-- What to produce --
The entries below are to be written out again without alteration.

• • •

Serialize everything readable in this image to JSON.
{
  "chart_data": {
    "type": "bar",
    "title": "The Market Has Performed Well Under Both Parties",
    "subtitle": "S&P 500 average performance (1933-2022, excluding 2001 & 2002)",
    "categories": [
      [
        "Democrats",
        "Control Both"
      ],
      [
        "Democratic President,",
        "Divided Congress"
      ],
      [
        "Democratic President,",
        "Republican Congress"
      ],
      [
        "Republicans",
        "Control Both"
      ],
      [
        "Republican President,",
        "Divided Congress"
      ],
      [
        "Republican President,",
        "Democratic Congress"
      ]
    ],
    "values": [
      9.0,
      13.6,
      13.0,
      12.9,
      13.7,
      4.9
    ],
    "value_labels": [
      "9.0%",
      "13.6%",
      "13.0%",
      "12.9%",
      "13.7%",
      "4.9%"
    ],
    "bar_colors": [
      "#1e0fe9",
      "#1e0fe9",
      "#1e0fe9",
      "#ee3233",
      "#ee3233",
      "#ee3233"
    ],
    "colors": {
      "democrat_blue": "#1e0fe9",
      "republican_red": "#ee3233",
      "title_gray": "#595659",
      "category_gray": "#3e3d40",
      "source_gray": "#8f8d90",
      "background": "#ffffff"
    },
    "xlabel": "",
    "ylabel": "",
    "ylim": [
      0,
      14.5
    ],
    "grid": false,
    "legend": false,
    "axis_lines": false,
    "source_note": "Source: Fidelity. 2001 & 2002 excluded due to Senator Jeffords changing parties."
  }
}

• • •

-- Written answer --
Serialize everything readable in this image to JSON.
{
  "chart_data": {
    "type": "bar",
    "title": "The Market Has Performed Well Under Both Parties",
    "subtitle": "S&P 500 average performance (1933-2022, excluding 2001 & 2002)",
    "categories": [
      [
        "Democrats",
        "Control Both"
      ],
      [
        "Democratic President,",
        "Divided Congress"
      ],
      [
        "Democratic President,",
        "Republican Congress"
      ],
      [
        "Republicans",
        "Control Both"
      ],
      [
        "Republican President,",
        "Divided Congress"
      ],
      [
        "Republican President,",
        "Democratic Congress"
      ]
    ],
    "values": [
      9.0,
      13.6,
      13.0,
      12.9,
      13.7,
      4.9
    ],
    "value_labels": [
      "9.0%",
      "13.6%",
      "13.0%",
      "12.9%",
      "13.7%",
      "4.9%"
    ],
    "bar_colors": [
      "#1e0fe9",
      "#1e0fe9",
      "#1e0fe9",
      "#ee3233",
      "#ee3233",
      "#ee3233"
    ],
    "colors": {
      "democrat_blue": "#1e0fe9",
      "republican_red": "#ee3233",
      "title_gray": "#595659",
      "category_gray": "#3e3d40",
      "source_gray": "#8f8d90",
      "background": "#ffffff"
    },
    "xlabel": "",
    "ylabel": "",
    "ylim": [
      0,
      14.5
    ],
    "grid": false,
    "legend": false,
    "axis_lines": false,
    "source_note": "Source: Fidelity. 2001 & 2002 excluded due to Senator Jeffords changing parties."
  }
}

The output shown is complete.